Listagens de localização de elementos
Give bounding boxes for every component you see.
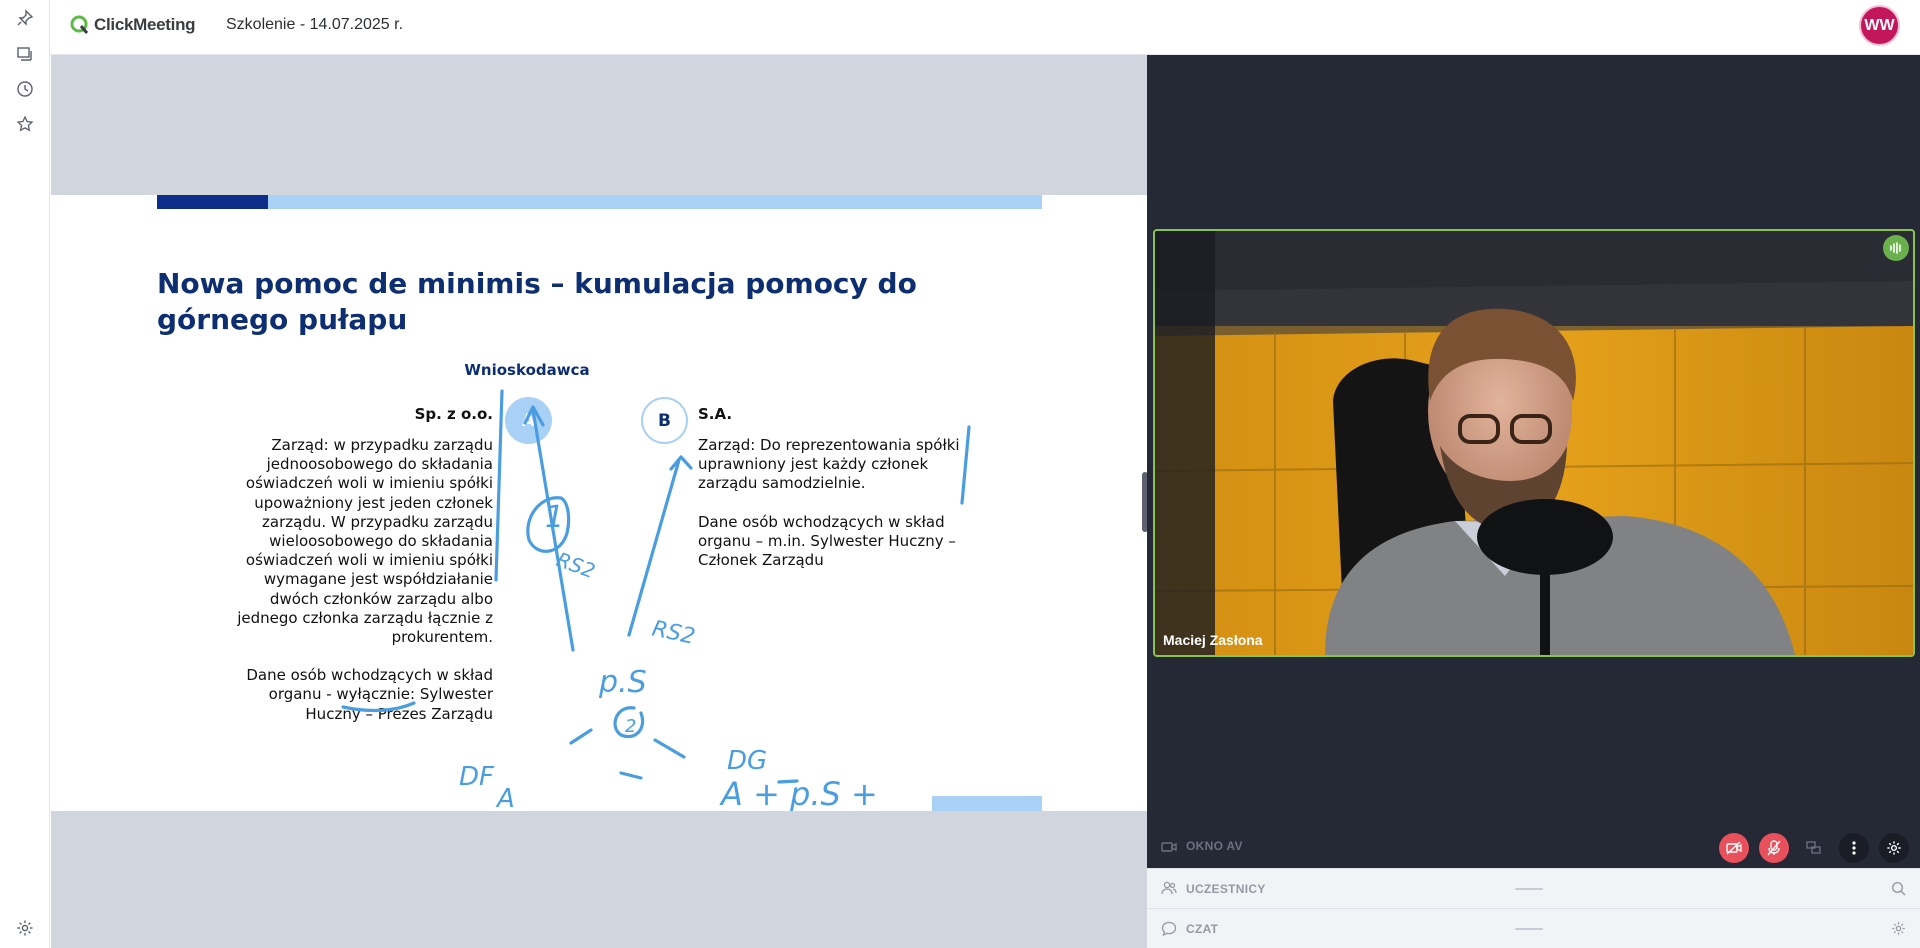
clickmeeting-app: ClickMeeting Szkolenie - 14.07.2025 r. W… [0, 0, 1920, 948]
ink-df: DF [459, 762, 495, 792]
clickmeeting-logo-icon [70, 15, 89, 34]
company-b-board-text: Zarząd: Do reprezentowania spółki uprawn… [698, 436, 960, 493]
collapse-handle [1515, 928, 1543, 930]
chat-label: CZAT [1186, 922, 1219, 936]
meeting-title: Szkolenie - 14.07.2025 r. [226, 16, 404, 33]
company-a-members-text: Dane osób wchodzących w skład organu - w… [246, 666, 493, 723]
microphone-off-button[interactable] [1759, 833, 1789, 863]
participants-panel-header[interactable]: UCZESTNICY [1147, 868, 1920, 908]
participant-video-tile[interactable]: Maciej Zasłona [1153, 229, 1915, 657]
participants-label: UCZESTNICY [1186, 882, 1266, 896]
screen-share-button[interactable] [1799, 833, 1829, 863]
participant-name: Maciej Zasłona [1163, 632, 1263, 648]
av-side-panel: Maciej Zasłona OKNO AV UCZESTNICY CZAT [1147, 55, 1920, 948]
company-b-circle: B [641, 397, 688, 444]
top-bar: ClickMeeting Szkolenie - 14.07.2025 r. W… [50, 0, 1920, 55]
more-options-button[interactable] [1839, 833, 1869, 863]
company-a-text: Zarząd: w przypadku zarządu jednoosobowe… [236, 436, 493, 724]
company-a-label: Sp. z o.o. [414, 405, 493, 423]
brand-name: ClickMeeting [94, 15, 196, 34]
slide-footer-bar [932, 796, 1042, 811]
presentation-stage: Nowa pomoc de minimis – kumulacja pomocy… [51, 55, 1147, 948]
star-icon[interactable] [15, 114, 35, 134]
ink-rs2-a: RS2 [553, 547, 598, 583]
participants-icon [1161, 881, 1177, 900]
screen-share-icon [1806, 841, 1821, 854]
speaking-indicator-icon [1883, 235, 1909, 261]
camera-off-button[interactable] [1719, 833, 1749, 863]
pin-icon[interactable] [15, 8, 35, 28]
slide-header: Wnioskodawca [464, 361, 590, 379]
slide-title: Nowa pomoc de minimis – kumulacja pomocy… [157, 267, 917, 336]
camera-icon [1161, 840, 1177, 858]
slide-accent-bar [157, 195, 268, 209]
history-icon[interactable] [15, 79, 35, 99]
company-a-board-text: Zarząd: w przypadku zarządu jednoosobowe… [237, 436, 493, 647]
camera-feed-image [1155, 231, 1913, 655]
camera-off-icon [1726, 841, 1742, 855]
av-settings-button[interactable] [1879, 833, 1909, 863]
search-icon[interactable] [1891, 881, 1906, 901]
chat-panel-header[interactable]: CZAT [1147, 908, 1920, 948]
slide-accent-bar-light [268, 195, 1042, 209]
presentation-icon[interactable] [15, 44, 35, 64]
ink-p-s: p.S [598, 665, 647, 700]
company-b-text: Zarząd: Do reprezentowania spółki uprawn… [698, 436, 968, 570]
av-window-bar: OKNO AV [1147, 827, 1920, 867]
company-a-circle: A [505, 397, 552, 444]
company-b-members-text: Dane osób wchodzących w skład organu – m… [698, 512, 956, 570]
ink-rs2-b: RS2 [650, 616, 698, 649]
gear-icon [1887, 841, 1901, 855]
collapse-handle [1515, 888, 1543, 890]
company-b-label: S.A. [698, 405, 733, 423]
ink-number-2: 2 [625, 716, 636, 737]
ink-dg: DG [727, 746, 767, 776]
chat-icon [1161, 921, 1177, 941]
ink-number-1: 1 [545, 500, 564, 535]
brand-logo[interactable]: ClickMeeting [70, 14, 196, 36]
user-avatar[interactable]: WW [1859, 5, 1900, 46]
left-rail [0, 0, 50, 948]
ink-a: A [495, 784, 515, 811]
ink-formula: A + p.S + [719, 775, 878, 811]
chat-settings-gear-icon[interactable] [1891, 921, 1906, 941]
av-window-label: OKNO AV [1186, 839, 1243, 853]
more-vertical-icon [1852, 841, 1856, 855]
microphone-off-icon [1767, 840, 1781, 856]
settings-icon[interactable] [15, 918, 35, 938]
presentation-slide[interactable]: Nowa pomoc de minimis – kumulacja pomocy… [51, 195, 1147, 811]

- INSTRUÇÕES
Copie linha por linha toda a listagem acima, sem alterar nada e deixando as imagens de fora.

- RESPOSTA ESCRITA
Give bounding boxes for every component you see.
clickmeeting-app: ClickMeeting Szkolenie - 14.07.2025 r. W… [0, 0, 1920, 948]
ink-df: DF [459, 762, 495, 792]
clickmeeting-logo-icon [70, 15, 89, 34]
company-b-board-text: Zarząd: Do reprezentowania spółki uprawn… [698, 436, 960, 493]
collapse-handle [1515, 928, 1543, 930]
chat-label: CZAT [1186, 922, 1219, 936]
meeting-title: Szkolenie - 14.07.2025 r. [226, 16, 404, 33]
company-a-members-text: Dane osób wchodzących w skład organu - w… [246, 666, 493, 723]
microphone-off-button[interactable] [1759, 833, 1789, 863]
participants-panel-header[interactable]: UCZESTNICY [1147, 868, 1920, 908]
participant-video-tile[interactable]: Maciej Zasłona [1153, 229, 1915, 657]
participants-label: UCZESTNICY [1186, 882, 1266, 896]
screen-share-button[interactable] [1799, 833, 1829, 863]
participant-name: Maciej Zasłona [1163, 632, 1263, 648]
av-side-panel: Maciej Zasłona OKNO AV UCZESTNICY CZAT [1147, 55, 1920, 948]
company-b-circle: B [641, 397, 688, 444]
top-bar: ClickMeeting Szkolenie - 14.07.2025 r. W… [50, 0, 1920, 55]
more-options-button[interactable] [1839, 833, 1869, 863]
company-a-text: Zarząd: w przypadku zarządu jednoosobowe… [236, 436, 493, 724]
company-a-label: Sp. z o.o. [414, 405, 493, 423]
brand-name: ClickMeeting [94, 15, 196, 34]
slide-footer-bar [932, 796, 1042, 811]
presentation-stage: Nowa pomoc de minimis – kumulacja pomocy… [51, 55, 1147, 948]
star-icon[interactable] [15, 114, 35, 134]
ink-rs2-a: RS2 [553, 547, 598, 583]
participants-icon [1161, 881, 1177, 900]
screen-share-icon [1806, 841, 1821, 854]
speaking-indicator-icon [1883, 235, 1909, 261]
camera-off-button[interactable] [1719, 833, 1749, 863]
pin-icon[interactable] [15, 8, 35, 28]
slide-header: Wnioskodawca [464, 361, 590, 379]
slide-title: Nowa pomoc de minimis – kumulacja pomocy… [157, 267, 917, 336]
camera-icon [1161, 840, 1177, 858]
slide-accent-bar [157, 195, 268, 209]
history-icon[interactable] [15, 79, 35, 99]
company-a-board-text: Zarząd: w przypadku zarządu jednoosobowe… [237, 436, 493, 647]
camera-feed-image [1155, 231, 1913, 655]
camera-off-icon [1726, 841, 1742, 855]
av-settings-button[interactable] [1879, 833, 1909, 863]
search-icon[interactable] [1891, 881, 1906, 901]
chat-panel-header[interactable]: CZAT [1147, 908, 1920, 948]
slide-accent-bar-light [268, 195, 1042, 209]
presentation-icon[interactable] [15, 44, 35, 64]
ink-p-s: p.S [598, 665, 647, 700]
company-b-text: Zarząd: Do reprezentowania spółki uprawn… [698, 436, 968, 570]
av-window-bar: OKNO AV [1147, 827, 1920, 867]
company-a-circle: A [505, 397, 552, 444]
company-b-members-text: Dane osób wchodzących w skład organu – m… [698, 512, 956, 570]
ink-rs2-b: RS2 [650, 616, 698, 649]
gear-icon [1887, 841, 1901, 855]
collapse-handle [1515, 888, 1543, 890]
company-b-label: S.A. [698, 405, 733, 423]
ink-number-2: 2 [625, 716, 636, 737]
ink-dg: DG [727, 746, 767, 776]
chat-icon [1161, 921, 1177, 941]
ink-number-1: 1 [545, 500, 564, 535]
brand-logo[interactable]: ClickMeeting [70, 14, 196, 36]
user-avatar[interactable]: WW [1859, 5, 1900, 46]
left-rail [0, 0, 50, 948]
ink-a: A [495, 784, 515, 811]
ink-formula: A + p.S + [719, 775, 878, 811]
chat-settings-gear-icon[interactable] [1891, 921, 1906, 941]
av-window-label: OKNO AV [1186, 839, 1243, 853]
more-vertical-icon [1852, 841, 1856, 855]
microphone-off-icon [1767, 840, 1781, 856]
settings-icon[interactable] [15, 918, 35, 938]
presentation-slide[interactable]: Nowa pomoc de minimis – kumulacja pomocy… [51, 195, 1147, 811]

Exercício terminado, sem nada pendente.